- **TASK DESCRIPTION**
Find the word "derselbe" in the listing below, then return every line it appears in.

- **MATERIAL TO PROCESS**
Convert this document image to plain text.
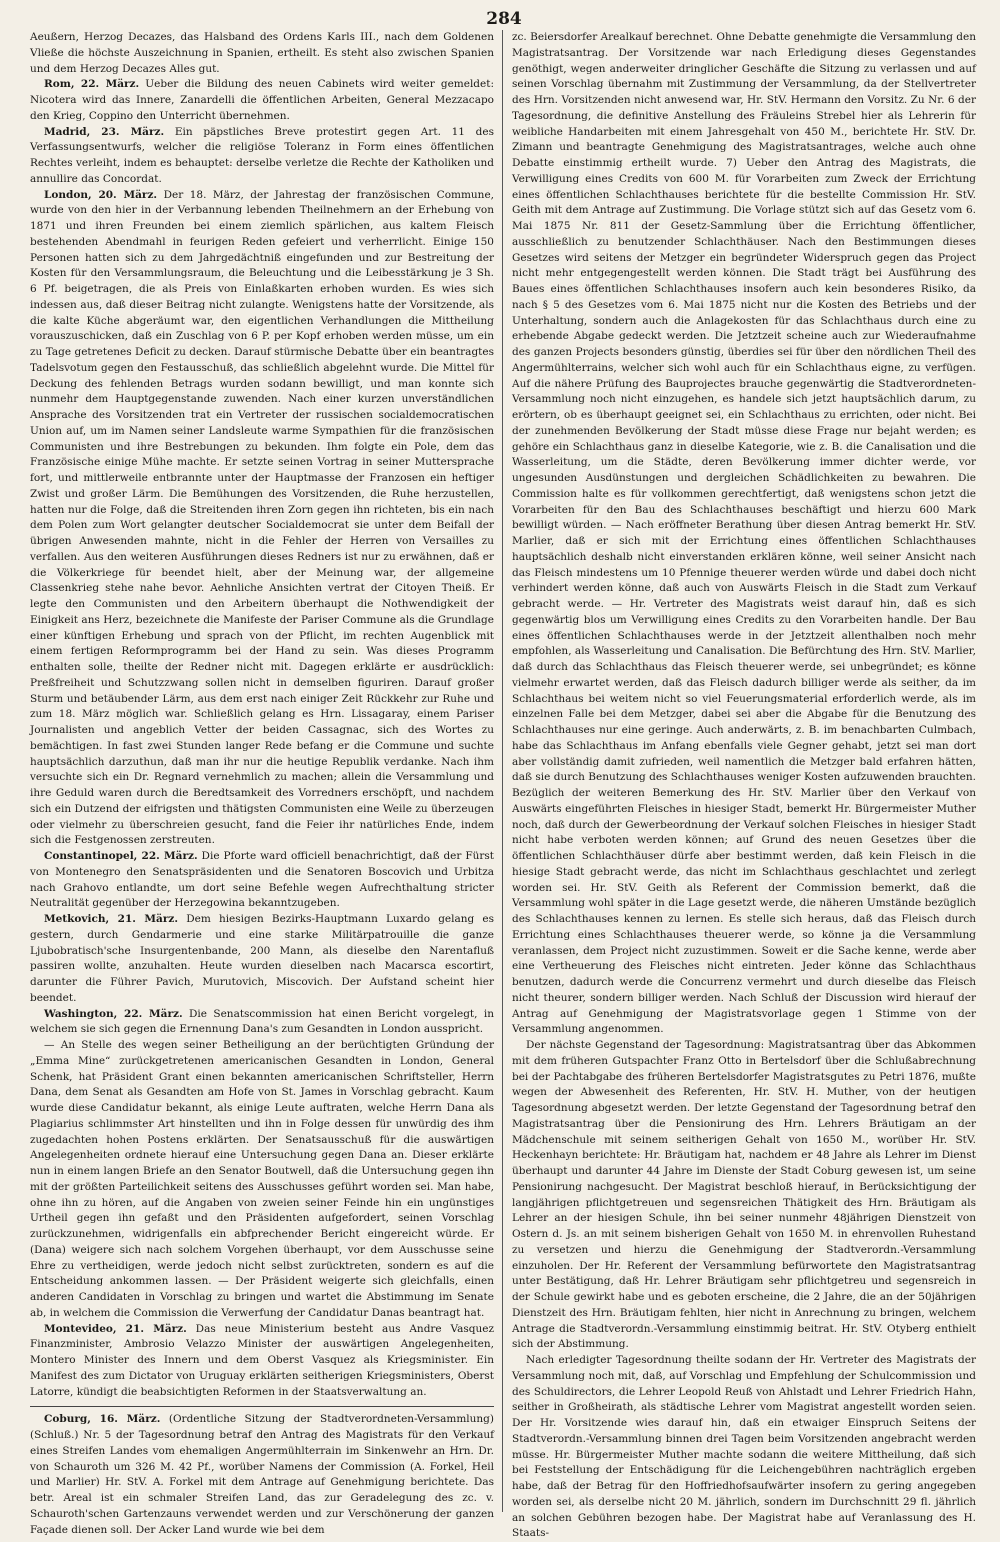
284

Aeußern, Herzog Decazes, das Halsband des Ordens Karls III., nach dem Goldenen Vließe die höchste Auszeichnung in Spanien, ertheilt. Es steht also zwischen Spanien und dem Herzog Decazes Alles gut.

Rom, 22. März. Ueber die Bildung des neuen Cabinets wird weiter gemeldet: Nicotera wird das Innere, Zanardelli die öffentlichen Arbeiten, General Mezzacapo den Krieg, Coppino den Unterricht übernehmen.

Madrid, 23. März. Ein päpstliches Breve protestirt gegen Art. 11 des Verfassungsentwurfs, welcher die religiöse Toleranz in Form eines öffentlichen Rechtes verleiht, indem es behauptet: derselbe verletze die Rechte der Katholiken und annullire das Concordat.

London, 20. März. Der 18. März, der Jahrestag der französischen Commune, wurde von den hier in der Verbannung lebenden Theilnehmern an der Erhebung von 1871 und ihren Freunden bei einem ziemlich spärlichen, aus kaltem Fleisch bestehenden Abendmahl in feurigen Reden gefeiert und verherrlicht. Einige 150 Personen hatten sich zu dem Jahrgedächtniß eingefunden und zur Bestreitung der Kosten für den Versammlungsraum, die Beleuchtung und die Leibesstärkung je 3 Sh. 6 Pf. beigetragen, die als Preis von Einlaßkarten erhoben wurden. Es wies sich indessen aus, daß dieser Beitrag nicht zulangte. Wenigstens hatte der Vorsitzende, als die kalte Küche abgeräumt war, den eigentlichen Verhandlungen die Mittheilung vorauszuschicken, daß ein Zuschlag von 6 P. per Kopf erhoben werden müsse, um ein zu Tage getretenes Deficit zu decken. Darauf stürmische Debatte über ein beantragtes Tadelsvotum gegen den Festausschuß, das schließlich abgelehnt wurde. Die Mittel für Deckung des fehlenden Betrags wurden sodann bewilligt, und man konnte sich nunmehr dem Hauptgegenstande zuwenden. Nach einer kurzen unverständlichen Ansprache des Vorsitzenden trat ein Vertreter der russischen socialdemocratischen Union auf, um im Namen seiner Landsleute warme Sympathien für die französischen Communisten und ihre Bestrebungen zu bekunden. Ihm folgte ein Pole, dem das Französische einige Mühe machte. Er setzte seinen Vortrag in seiner Muttersprache fort, und mittlerweile entbrannte unter der Hauptmasse der Franzosen ein heftiger Zwist und großer Lärm. Die Bemühungen des Vorsitzenden, die Ruhe herzustellen, hatten nur die Folge, daß die Streitenden ihren Zorn gegen ihn richteten, bis ein nach dem Polen zum Wort gelangter deutscher Socialdemocrat sie unter dem Beifall der übrigen Anwesenden mahnte, nicht in die Fehler der Herren von Versailles zu verfallen. Aus den weiteren Ausführungen dieses Redners ist nur zu erwähnen, daß er die Völkerkriege für beendet hielt, aber der Meinung war, der allgemeine Classenkrieg stehe nahe bevor. Aehnliche Ansichten vertrat der Citoyen Theiß. Er legte den Communisten und den Arbeitern überhaupt die Nothwendigkeit der Einigkeit ans Herz, bezeichnete die Manifeste der Pariser Commune als die Grundlage einer künftigen Erhebung und sprach von der Pflicht, im rechten Augenblick mit einem fertigen Reformprogramm bei der Hand zu sein. Was dieses Programm enthalten solle, theilte der Redner nicht mit. Dagegen erklärte er ausdrücklich: Preßfreiheit und Schutzzwang sollen nicht in demselben figuriren. Darauf großer Sturm und betäubender Lärm, aus dem erst nach einiger Zeit Rückkehr zur Ruhe und zum 18. März möglich war. Schließlich gelang es Hrn. Lissagaray, einem Pariser Journalisten und angeblich Vetter der beiden Cassagnac, sich des Wortes zu bemächtigen. In fast zwei Stunden langer Rede befang er die Commune und suchte hauptsächlich darzuthun, daß man ihr nur die heutige Republik verdanke. Nach ihm versuchte sich ein Dr. Regnard vernehmlich zu machen; allein die Versammlung und ihre Geduld waren durch die Beredtsamkeit des Vorredners erschöpft, und nachdem sich ein Dutzend der eifrigsten und thätigsten Communisten eine Weile zu überzeugen oder vielmehr zu überschreien gesucht, fand die Feier ihr natürliches Ende, indem sich die Festgenossen zerstreuten.

Constantinopel, 22. März. Die Pforte ward officiell benachrichtigt, daß der Fürst von Montenegro den Senatspräsidenten und die Senatoren Boscovich und Urbitza nach Grahovo entlandte, um dort seine Befehle wegen Aufrechthaltung stricter Neutralität gegenüber der Herzegowina bekanntzugeben.

Metkovich, 21. März. Dem hiesigen Bezirks-Hauptmann Luxardo gelang es gestern, durch Gendarmerie und eine starke Militärpatrouille die ganze Ljubobratisch'sche Insurgentenbande, 200 Mann, als dieselbe den Narentafluß passiren wollte, anzuhalten. Heute wurden dieselben nach Macarsca escortirt, darunter die Führer Pavich, Murutovich, Miscovich. Der Aufstand scheint hier beendet.

Washington, 22. März. Die Senatscommission hat einen Bericht vorgelegt, in welchem sie sich gegen die Ernennung Dana's zum Gesandten in London ausspricht.

— An Stelle des wegen seiner Betheiligung an der berüchtigten Gründung der „Emma Mine“ zurückgetretenen americanischen Gesandten in London, General Schenk, hat Präsident Grant einen bekannten americanischen Schriftsteller, Herrn Dana, dem Senat als Gesandten am Hofe von St. James in Vorschlag gebracht. Kaum wurde diese Candidatur bekannt, als einige Leute auftraten, welche Herrn Dana als Plagiarius schlimmster Art hinstellten und ihn in Folge dessen für unwürdig des ihm zugedachten hohen Postens erklärten. Der Senatsausschuß für die auswärtigen Angelegenheiten ordnete hierauf eine Untersuchung gegen Dana an. Dieser erklärte nun in einem langen Briefe an den Senator Boutwell, daß die Untersuchung gegen ihn mit der größten Parteilichkeit seitens des Ausschusses geführt worden sei. Man habe, ohne ihn zu hören, auf die Angaben von zweien seiner Feinde hin ein ungünstiges Urtheil gegen ihn gefaßt und den Präsidenten aufgefordert, seinen Vorschlag zurückzunehmen, widrigenfalls ein abfprechender Bericht eingereicht würde. Er (Dana) weigere sich nach solchem Vorgehen überhaupt, vor dem Ausschusse seine Ehre zu vertheidigen, werde jedoch nicht selbst zurücktreten, sondern es auf die Entscheidung ankommen lassen. — Der Präsident weigerte sich gleichfalls, einen anderen Candidaten in Vorschlag zu bringen und wartet die Abstimmung im Senate ab, in welchem die Commission die Verwerfung der Candidatur Danas beantragt hat.

Montevideo, 21. März. Das neue Ministerium besteht aus Andre Vasquez Finanzminister, Ambrosio Velazzo Minister der auswärtigen Angelegenheiten, Montero Minister des Innern und dem Oberst Vasquez als Kriegsminister. Ein Manifest des zum Dictator von Uruguay erklärten seitherigen Kriegsministers, Oberst Latorre, kündigt die beabsichtigten Reformen in der Staatsverwaltung an.

Coburg, 16. März. (Ordentliche Sitzung der Stadtverordneten-Versammlung) (Schluß.) Nr. 5 der Tagesordnung betraf den Antrag des Magistrats für den Verkauf eines Streifen Landes vom ehemaligen Angermühlterrain im Sinkenwehr an Hrn. Dr. von Schauroth um 326 M. 42 Pf., worüber Namens der Commission (A. Forkel, Heil und Marlier) Hr. StV. A. Forkel mit dem Antrage auf Genehmigung berichtete. Das betr. Areal ist ein schmaler Streifen Land, das zur Geradelegung des zc. v. Schauroth'schen Gartenzauns verwendet werden und zur Verschönerung der ganzen Façade dienen soll. Der Acker Land wurde wie bei dem

zc. Beiersdorfer Arealkauf berechnet. Ohne Debatte genehmigte die Versammlung den Magistratsantrag. Der Vorsitzende war nach Erledigung dieses Gegenstandes genöthigt, wegen anderweiter dringlicher Geschäfte die Sitzung zu verlassen und auf seinen Vorschlag übernahm mit Zustimmung der Versammlung, da der Stellvertreter des Hrn. Vorsitzenden nicht anwesend war, Hr. StV. Hermann den Vorsitz. Zu Nr. 6 der Tagesordnung, die definitive Anstellung des Fräuleins Strebel hier als Lehrerin für weibliche Handarbeiten mit einem Jahresgehalt von 450 M., berichtete Hr. StV. Dr. Zimann und beantragte Genehmigung des Magistratsantrages, welche auch ohne Debatte einstimmig ertheilt wurde. 7) Ueber den Antrag des Magistrats, die Verwilligung eines Credits von 600 M. für Vorarbeiten zum Zweck der Errichtung eines öffentlichen Schlachthauses berichtete für die bestellte Commission Hr. StV. Geith mit dem Antrage auf Zustimmung. Die Vorlage stützt sich auf das Gesetz vom 6. Mai 1875 Nr. 811 der Gesetz-Sammlung über die Errichtung öffentlicher, ausschließlich zu benutzender Schlachthäuser. Nach den Bestimmungen dieses Gesetzes wird seitens der Metzger ein begründeter Widerspruch gegen das Project nicht mehr entgegengestellt werden können. Die Stadt trägt bei Ausführung des Baues eines öffentlichen Schlachthauses insofern auch kein besonderes Risiko, da nach § 5 des Gesetzes vom 6. Mai 1875 nicht nur die Kosten des Betriebs und der Unterhaltung, sondern auch die Anlagekosten für das Schlachthaus durch eine zu erhebende Abgabe gedeckt werden. Die Jetztzeit scheine auch zur Wiederaufnahme des ganzen Projects besonders günstig, überdies sei für über den nördlichen Theil des Angermühlterrains, welcher sich wohl auch für ein Schlachthaus eigne, zu verfügen. Auf die nähere Prüfung des Bauprojectes brauche gegenwärtig die Stadtverordneten-Versammlung noch nicht einzugehen, es handele sich jetzt hauptsächlich darum, zu erörtern, ob es überhaupt geeignet sei, ein Schlachthaus zu errichten, oder nicht. Bei der zunehmenden Bevölkerung der Stadt müsse diese Frage nur bejaht werden; es gehöre ein Schlachthaus ganz in dieselbe Kategorie, wie z. B. die Canalisation und die Wasserleitung, um die Städte, deren Bevölkerung immer dichter werde, vor ungesunden Ausdünstungen und dergleichen Schädlichkeiten zu bewahren. Die Commission halte es für vollkommen gerechtfertigt, daß wenigstens schon jetzt die Vorarbeiten für den Bau des Schlachthauses beschäftigt und hierzu 600 Mark bewilligt würden. — Nach eröffneter Berathung über diesen Antrag bemerkt Hr. StV. Marlier, daß er sich mit der Errichtung eines öffentlichen Schlachthauses hauptsächlich deshalb nicht einverstanden erklären könne, weil seiner Ansicht nach das Fleisch mindestens um 10 Pfennige theuerer werden würde und dabei doch nicht verhindert werden könne, daß auch von Auswärts Fleisch in die Stadt zum Verkauf gebracht werde. — Hr. Vertreter des Magistrats weist darauf hin, daß es sich gegenwärtig blos um Verwilligung eines Credits zu den Vorarbeiten handle. Der Bau eines öffentlichen Schlachthauses werde in der Jetztzeit allenthalben noch mehr empfohlen, als Wasserleitung und Canalisation. Die Befürchtung des Hrn. StV. Marlier, daß durch das Schlachthaus das Fleisch theuerer werde, sei unbegründet; es könne vielmehr erwartet werden, daß das Fleisch dadurch billiger werde als seither, da im Schlachthaus bei weitem nicht so viel Feuerungsmaterial erforderlich werde, als im einzelnen Falle bei dem Metzger, dabei sei aber die Abgabe für die Benutzung des Schlachthauses nur eine geringe. Auch anderwärts, z. B. im benachbarten Culmbach, habe das Schlachthaus im Anfang ebenfalls viele Gegner gehabt, jetzt sei man dort aber vollständig damit zufrieden, weil namentlich die Metzger bald erfahren hätten, daß sie durch Benutzung des Schlachthauses weniger Kosten aufzuwenden brauchten. Bezüglich der weiteren Bemerkung des Hr. StV. Marlier über den Verkauf von Auswärts eingeführten Fleisches in hiesiger Stadt, bemerkt Hr. Bürgermeister Muther noch, daß durch der Gewerbeordnung der Verkauf solchen Fleisches in hiesiger Stadt nicht habe verboten werden können; auf Grund des neuen Gesetzes über die öffentlichen Schlachthäuser dürfe aber bestimmt werden, daß kein Fleisch in die hiesige Stadt gebracht werde, das nicht im Schlachthaus geschlachtet und zerlegt worden sei. Hr. StV. Geith als Referent der Commission bemerkt, daß die Versammlung wohl später in die Lage gesetzt werde, die näheren Umstände bezüglich des Schlachthauses kennen zu lernen. Es stelle sich heraus, daß das Fleisch durch Errichtung eines Schlachthauses theuerer werde, so könne ja die Versammlung veranlassen, dem Project nicht zuzustimmen. Soweit er die Sache kenne, werde aber eine Vertheuerung des Fleisches nicht eintreten. Jeder könne das Schlachthaus benutzen, dadurch werde die Concurrenz vermehrt und durch dieselbe das Fleisch nicht theurer, sondern billiger werden. Nach Schluß der Discussion wird hierauf der Antrag auf Genehmigung der Magistratsvorlage gegen 1 Stimme von der Versammlung angenommen.

Der nächste Gegenstand der Tagesordnung: Magistratsantrag über das Abkommen mit dem früheren Gutspachter Franz Otto in Bertelsdorf über die Schlußabrechnung bei der Pachtabgabe des früheren Bertelsdorfer Magistratsgutes zu Petri 1876, mußte wegen der Abwesenheit des Referenten, Hr. StV. H. Muther, von der heutigen Tagesordnung abgesetzt werden. Der letzte Gegenstand der Tagesordnung betraf den Magistratsantrag über die Pensionirung des Hrn. Lehrers Bräutigam an der Mädchenschule mit seinem seitherigen Gehalt von 1650 M., worüber Hr. StV. Heckenhayn berichtete: Hr. Bräutigam hat, nachdem er 48 Jahre als Lehrer im Dienst überhaupt und darunter 44 Jahre im Dienste der Stadt Coburg gewesen ist, um seine Pensionirung nachgesucht. Der Magistrat beschloß hierauf, in Berücksichtigung der langjährigen pflichtgetreuen und segensreichen Thätigkeit des Hrn. Bräutigam als Lehrer an der hiesigen Schule, ihn bei seiner nunmehr 48jährigen Dienstzeit von Ostern d. Js. an mit seinem bisherigen Gehalt von 1650 M. in ehrenvollen Ruhestand zu versetzen und hierzu die Genehmigung der Stadtverordn.-Versammlung einzuholen. Der Hr. Referent der Versammlung befürwortete den Magistratsantrag unter Bestätigung, daß Hr. Lehrer Bräutigam sehr pflichtgetreu und segensreich in der Schule gewirkt habe und es geboten erscheine, die 2 Jahre, die an der 50jährigen Dienstzeit des Hrn. Bräutigam fehlten, hier nicht in Anrechnung zu bringen, welchem Antrage die Stadtverordn.-Versammlung einstimmig beitrat. Hr. StV. Otyberg enthielt sich der Abstimmung.

Nach erledigter Tagesordnung theilte sodann der Hr. Vertreter des Magistrats der Versammlung noch mit, daß, auf Vorschlag und Empfehlung der Schulcommission und des Schuldirectors, die Lehrer Leopold Reuß von Ahlstadt und Lehrer Friedrich Hahn, seither in Großheirath, als städtische Lehrer vom Magistrat angestellt worden seien. Der Hr. Vorsitzende wies darauf hin, daß ein etwaiger Einspruch Seitens der Stadtverordn.-Versammlung binnen drei Tagen beim Vorsitzenden angebracht werden müsse. Hr. Bürgermeister Muther machte sodann die weitere Mittheilung, daß sich bei Feststellung der Entschädigung für die Leichengebühren nachträglich ergeben habe, daß der Betrag für den Hoffriedhofsaufwärter insofern zu gering angegeben worden sei, als derselbe nicht 20 M. jährlich, sondern im Durchschnitt 29 fl. jährlich an solchen Gebühren bezogen habe. Der Magistrat habe auf Veranlassung des H. Staats-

- **YOUR RESPONSE**
Madrid, 23. März. Ein päpstliches Breve protestirt gegen Art. 11 des Verfassungsentwurfs, welcher die religiöse Toleranz in Form eines öffentlichen Rechtes verleiht, indem es behauptet: derselbe verletze die Rechte der Katholiken und annullire das Concordat.
Nach erledigter Tagesordnung theilte sodann der Hr. Vertreter des Magistrats der Versammlung noch mit, daß, auf Vorschlag und Empfehlung der Schulcommission und des Schuldirectors, die Lehrer Leopold Reuß von Ahlstadt und Lehrer Friedrich Hahn, seither in Großheirath, als städtische Lehrer vom Magistrat angestellt worden seien. Der Hr. Vorsitzende wies darauf hin, daß ein etwaiger Einspruch Seitens der Stadtverordn.-Versammlung binnen drei Tagen beim Vorsitzenden angebracht werden müsse. Hr. Bürgermeister Muther machte sodann die weitere Mittheilung, daß sich bei Feststellung der Entschädigung für die Leichengebühren nachträglich ergeben habe, daß der Betrag für den Hoffriedhofsaufwärter insofern zu gering angegeben worden sei, als derselbe nicht 20 M. jährlich, sondern im Durchschnitt 29 fl. jährlich an solchen Gebühren bezogen habe. Der Magistrat habe auf Veranlassung des H. Staats-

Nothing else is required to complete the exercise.